» **WHAT THE TASK ASKS**
Quote all of the lines below word for word, but leave the pictures out of your answer.

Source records
------------------------

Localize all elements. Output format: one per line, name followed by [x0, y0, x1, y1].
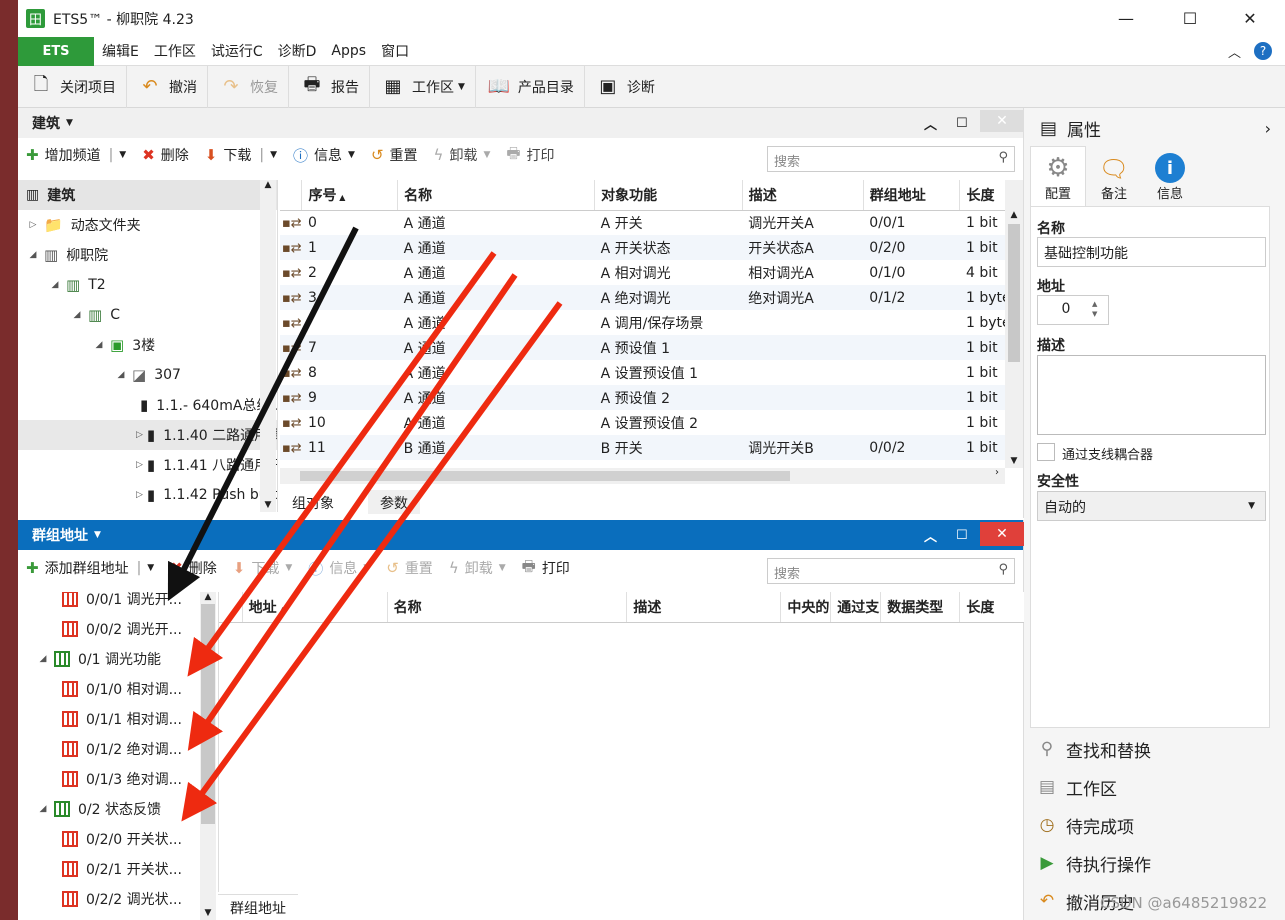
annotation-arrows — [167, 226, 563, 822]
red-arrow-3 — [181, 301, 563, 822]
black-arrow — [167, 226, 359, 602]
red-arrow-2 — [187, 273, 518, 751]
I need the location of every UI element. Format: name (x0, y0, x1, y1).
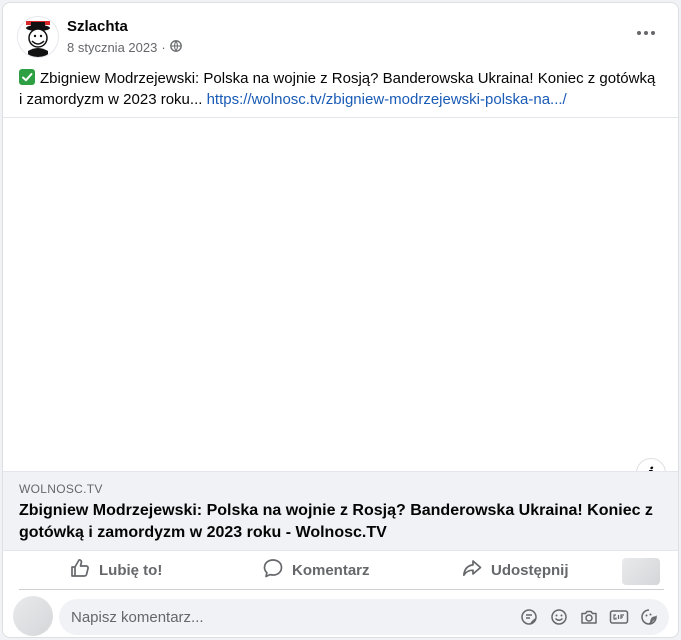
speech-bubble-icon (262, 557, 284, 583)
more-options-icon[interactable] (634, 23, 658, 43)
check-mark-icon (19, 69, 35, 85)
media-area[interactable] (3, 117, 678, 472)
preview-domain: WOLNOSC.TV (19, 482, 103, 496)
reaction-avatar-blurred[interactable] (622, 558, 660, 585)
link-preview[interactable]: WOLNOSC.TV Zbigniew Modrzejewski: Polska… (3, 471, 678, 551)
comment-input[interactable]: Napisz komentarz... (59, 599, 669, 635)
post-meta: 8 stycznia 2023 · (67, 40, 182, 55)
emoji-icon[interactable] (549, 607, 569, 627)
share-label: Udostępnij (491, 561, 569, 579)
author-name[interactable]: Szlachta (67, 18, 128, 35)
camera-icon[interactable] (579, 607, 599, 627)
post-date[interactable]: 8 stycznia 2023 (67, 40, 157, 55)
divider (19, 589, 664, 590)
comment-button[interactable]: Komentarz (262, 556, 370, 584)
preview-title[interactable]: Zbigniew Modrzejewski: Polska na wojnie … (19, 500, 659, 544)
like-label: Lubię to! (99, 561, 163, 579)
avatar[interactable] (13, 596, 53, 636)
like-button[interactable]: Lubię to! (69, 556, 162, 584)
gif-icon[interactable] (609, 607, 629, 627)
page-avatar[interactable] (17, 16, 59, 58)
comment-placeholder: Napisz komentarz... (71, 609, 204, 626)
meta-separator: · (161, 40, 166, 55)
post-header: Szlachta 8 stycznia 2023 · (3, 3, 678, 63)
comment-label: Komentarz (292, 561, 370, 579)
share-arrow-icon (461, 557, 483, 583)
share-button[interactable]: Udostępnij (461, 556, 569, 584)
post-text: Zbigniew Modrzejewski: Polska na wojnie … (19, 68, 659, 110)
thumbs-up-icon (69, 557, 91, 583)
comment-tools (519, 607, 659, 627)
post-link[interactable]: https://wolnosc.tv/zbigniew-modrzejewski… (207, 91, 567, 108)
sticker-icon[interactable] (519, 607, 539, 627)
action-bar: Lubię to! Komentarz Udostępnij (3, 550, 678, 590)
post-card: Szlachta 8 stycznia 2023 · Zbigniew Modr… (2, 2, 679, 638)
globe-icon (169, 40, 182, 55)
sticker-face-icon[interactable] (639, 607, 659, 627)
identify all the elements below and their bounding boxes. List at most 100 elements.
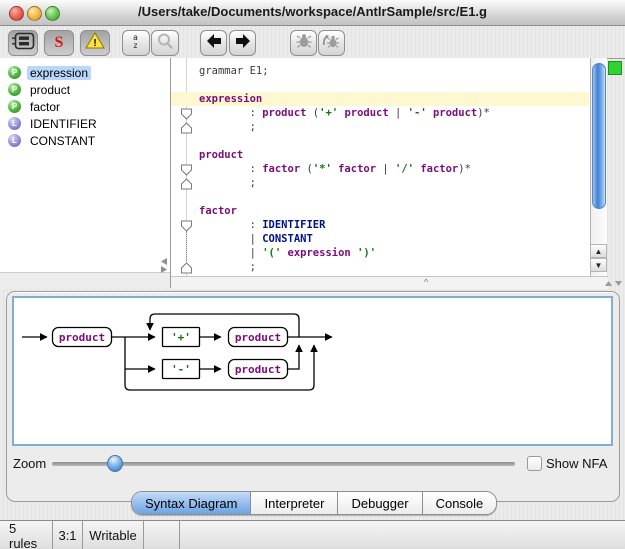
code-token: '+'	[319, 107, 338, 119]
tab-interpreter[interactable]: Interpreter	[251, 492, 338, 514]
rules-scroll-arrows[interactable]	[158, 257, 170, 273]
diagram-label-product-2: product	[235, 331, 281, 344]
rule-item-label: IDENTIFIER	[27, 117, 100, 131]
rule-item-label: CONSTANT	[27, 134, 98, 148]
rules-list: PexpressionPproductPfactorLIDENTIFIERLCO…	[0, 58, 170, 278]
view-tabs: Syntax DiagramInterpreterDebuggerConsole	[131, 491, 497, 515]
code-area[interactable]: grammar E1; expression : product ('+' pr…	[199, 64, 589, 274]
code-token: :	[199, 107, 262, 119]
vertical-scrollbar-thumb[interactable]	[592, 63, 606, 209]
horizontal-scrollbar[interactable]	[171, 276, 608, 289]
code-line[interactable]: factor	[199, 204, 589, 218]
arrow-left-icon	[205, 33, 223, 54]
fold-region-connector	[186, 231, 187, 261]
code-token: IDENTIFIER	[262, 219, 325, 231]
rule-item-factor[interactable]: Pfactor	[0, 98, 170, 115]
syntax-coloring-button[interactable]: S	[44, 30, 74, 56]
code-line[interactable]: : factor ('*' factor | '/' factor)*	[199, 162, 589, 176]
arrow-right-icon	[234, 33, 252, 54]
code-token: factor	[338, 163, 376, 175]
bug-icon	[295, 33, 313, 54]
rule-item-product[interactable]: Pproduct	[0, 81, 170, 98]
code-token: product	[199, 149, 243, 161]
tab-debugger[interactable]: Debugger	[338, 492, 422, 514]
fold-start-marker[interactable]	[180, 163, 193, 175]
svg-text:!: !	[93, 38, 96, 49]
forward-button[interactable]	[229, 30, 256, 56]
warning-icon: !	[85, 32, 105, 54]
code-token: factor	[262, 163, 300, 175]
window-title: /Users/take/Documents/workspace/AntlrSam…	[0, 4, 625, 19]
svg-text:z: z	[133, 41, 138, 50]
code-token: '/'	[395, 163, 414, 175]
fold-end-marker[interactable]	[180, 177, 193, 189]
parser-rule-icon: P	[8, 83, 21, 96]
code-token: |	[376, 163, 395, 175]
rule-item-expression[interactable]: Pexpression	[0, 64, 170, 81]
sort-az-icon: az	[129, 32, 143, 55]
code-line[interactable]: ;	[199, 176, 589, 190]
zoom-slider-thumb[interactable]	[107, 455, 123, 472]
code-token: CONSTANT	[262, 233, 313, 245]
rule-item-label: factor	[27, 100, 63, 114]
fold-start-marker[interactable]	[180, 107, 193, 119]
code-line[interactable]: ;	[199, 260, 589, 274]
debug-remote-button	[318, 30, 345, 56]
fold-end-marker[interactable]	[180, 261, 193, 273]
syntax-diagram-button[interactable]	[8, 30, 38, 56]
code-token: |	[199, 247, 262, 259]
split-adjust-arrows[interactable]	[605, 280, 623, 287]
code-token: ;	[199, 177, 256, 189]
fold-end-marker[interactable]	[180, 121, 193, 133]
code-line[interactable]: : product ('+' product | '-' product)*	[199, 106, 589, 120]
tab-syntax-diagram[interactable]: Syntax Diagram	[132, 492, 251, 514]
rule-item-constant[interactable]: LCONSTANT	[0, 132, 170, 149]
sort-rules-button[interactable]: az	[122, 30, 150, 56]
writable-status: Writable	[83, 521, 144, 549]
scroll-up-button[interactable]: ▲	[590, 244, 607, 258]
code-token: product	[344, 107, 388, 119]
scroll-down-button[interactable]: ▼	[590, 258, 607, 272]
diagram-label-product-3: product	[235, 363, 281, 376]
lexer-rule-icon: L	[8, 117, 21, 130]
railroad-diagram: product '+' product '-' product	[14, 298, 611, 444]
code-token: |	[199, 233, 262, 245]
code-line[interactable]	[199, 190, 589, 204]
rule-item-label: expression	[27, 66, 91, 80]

------------------------

» **RESULT FOR THIS EXERCISE**
Localize all elements. Output format: one per line, name followed by [x0, y0, x1, y1].
annotation-arrows — [167, 226, 563, 822]
red-arrow-3 — [181, 301, 563, 822]
black-arrow — [167, 226, 359, 602]
red-arrow-2 — [187, 273, 518, 751]
I need the location of every UI element. Format: name (x0, y0, x1, y1).
speech-bubble-icon (262, 557, 284, 583)
more-options-icon[interactable] (634, 23, 658, 43)
check-mark-icon (19, 69, 35, 85)
media-area[interactable] (3, 117, 678, 472)
preview-domain: WOLNOSC.TV (19, 482, 103, 496)
reaction-avatar-blurred[interactable] (622, 558, 660, 585)
link-preview[interactable]: WOLNOSC.TV Zbigniew Modrzejewski: Polska… (3, 471, 678, 551)
comment-input[interactable]: Napisz komentarz... (59, 599, 669, 635)
post-meta: 8 stycznia 2023 · (67, 40, 182, 55)
emoji-icon[interactable] (549, 607, 569, 627)
share-label: Udostępnij (491, 561, 569, 579)
author-name[interactable]: Szlachta (67, 18, 128, 35)
camera-icon[interactable] (579, 607, 599, 627)
post-date[interactable]: 8 stycznia 2023 (67, 40, 157, 55)
divider (19, 589, 664, 590)
comment-button[interactable]: Komentarz (262, 556, 370, 584)
preview-title[interactable]: Zbigniew Modrzejewski: Polska na wojnie … (19, 500, 659, 544)
like-label: Lubię to! (99, 561, 163, 579)
avatar[interactable] (13, 596, 53, 636)
like-button[interactable]: Lubię to! (69, 556, 162, 584)
gif-icon[interactable] (609, 607, 629, 627)
page-avatar[interactable] (17, 16, 59, 58)
comment-placeholder: Napisz komentarz... (71, 609, 204, 626)
meta-separator: · (161, 40, 166, 55)
post-header: Szlachta 8 stycznia 2023 · (3, 3, 678, 63)
comment-label: Komentarz (292, 561, 370, 579)
share-arrow-icon (461, 557, 483, 583)
share-button[interactable]: Udostępnij (461, 556, 569, 584)
post-text: Zbigniew Modrzejewski: Polska na wojnie … (19, 68, 659, 110)
thumbs-up-icon (69, 557, 91, 583)
comment-tools (519, 607, 659, 627)
post-link[interactable]: https://wolnosc.tv/zbigniew-modrzejewski… (207, 91, 567, 108)
sticker-icon[interactable] (519, 607, 539, 627)
action-bar: Lubię to! Komentarz Udostępnij (3, 550, 678, 590)
post-card: Szlachta 8 stycznia 2023 · Zbigniew Modr… (2, 2, 679, 638)
globe-icon (169, 40, 182, 55)
sticker-face-icon[interactable] (639, 607, 659, 627)
identify all the elements below and their bounding boxes. List at most 100 elements.
code-token: '+'	[319, 107, 338, 119]
tab-interpreter[interactable]: Interpreter	[251, 492, 338, 514]
rules-scroll-arrows[interactable]	[158, 257, 170, 273]
diagram-label-product-2: product	[235, 331, 281, 344]
rule-item-label: IDENTIFIER	[27, 117, 100, 131]
rule-item-label: CONSTANT	[27, 134, 98, 148]
rules-list: PexpressionPproductPfactorLIDENTIFIERLCO…	[0, 58, 170, 278]
view-tabs: Syntax DiagramInterpreterDebuggerConsole	[131, 491, 497, 515]
code-area[interactable]: grammar E1; expression : product ('+' pr…	[199, 64, 589, 274]
code-token: :	[199, 107, 262, 119]
vertical-scrollbar-thumb[interactable]	[592, 63, 606, 209]
horizontal-scrollbar[interactable]	[171, 276, 608, 289]
code-line[interactable]: factor	[199, 204, 589, 218]
arrow-left-icon	[205, 33, 223, 54]
fold-region-connector	[186, 231, 187, 261]
code-token: IDENTIFIER	[262, 219, 325, 231]
rule-item-factor[interactable]: Pfactor	[0, 98, 170, 115]
syntax-coloring-button[interactable]: S	[44, 30, 74, 56]
code-line[interactable]: : factor ('*' factor | '/' factor)*	[199, 162, 589, 176]
arrow-right-icon	[234, 33, 252, 54]
code-token: factor	[338, 163, 376, 175]
bug-icon	[295, 33, 313, 54]
rule-item-product[interactable]: Pproduct	[0, 81, 170, 98]
code-token: product	[199, 149, 243, 161]
tab-debugger[interactable]: Debugger	[338, 492, 422, 514]
fold-start-marker[interactable]	[180, 163, 193, 175]
svg-text:!: !	[93, 38, 96, 49]
forward-button[interactable]	[229, 30, 256, 56]
warning-icon: !	[85, 32, 105, 54]
code-token: factor	[262, 163, 300, 175]
window-title: /Users/take/Documents/workspace/AntlrSam…	[0, 4, 625, 19]
svg-text:z: z	[133, 41, 138, 50]
code-token: '/'	[395, 163, 414, 175]
fold-end-marker[interactable]	[180, 177, 193, 189]
parser-rule-icon: P	[8, 83, 21, 96]
code-token: |	[376, 163, 395, 175]
rule-item-expression[interactable]: Pexpression	[0, 64, 170, 81]
sort-az-icon: az	[129, 32, 143, 55]
code-line[interactable]: ;	[199, 176, 589, 190]
zoom-slider-thumb[interactable]	[107, 455, 123, 472]
code-token: CONSTANT	[262, 233, 313, 245]
rule-item-label: factor	[27, 100, 63, 114]
fold-start-marker[interactable]	[180, 107, 193, 119]
code-line[interactable]: ;	[199, 260, 589, 274]
debug-remote-button	[318, 30, 345, 56]
fold-end-marker[interactable]	[180, 261, 193, 273]
syntax-diagram-button[interactable]	[8, 30, 38, 56]
code-token: |	[199, 247, 262, 259]
split-adjust-arrows[interactable]	[605, 280, 623, 287]
code-token: ;	[199, 177, 256, 189]
fold-end-marker[interactable]	[180, 121, 193, 133]
code-line[interactable]: : product ('+' product | '-' product)*	[199, 106, 589, 120]
tab-syntax-diagram[interactable]: Syntax Diagram	[132, 492, 251, 514]
rule-item-constant[interactable]: LCONSTANT	[0, 132, 170, 149]
sort-rules-button[interactable]: az	[122, 30, 150, 56]
writable-status: Writable	[83, 521, 144, 549]
scroll-up-button[interactable]: ▲	[590, 244, 607, 258]
code-token: product	[344, 107, 388, 119]
scroll-down-button[interactable]: ▼	[590, 258, 607, 272]
diagram-label-product-3: product	[235, 363, 281, 376]
lexer-rule-icon: L	[8, 117, 21, 130]
railroad-diagram: product '+' product '-' product	[14, 298, 611, 444]
code-token: |	[199, 233, 262, 245]
code-line[interactable]	[199, 190, 589, 204]
rule-item-label: expression	[27, 66, 91, 80]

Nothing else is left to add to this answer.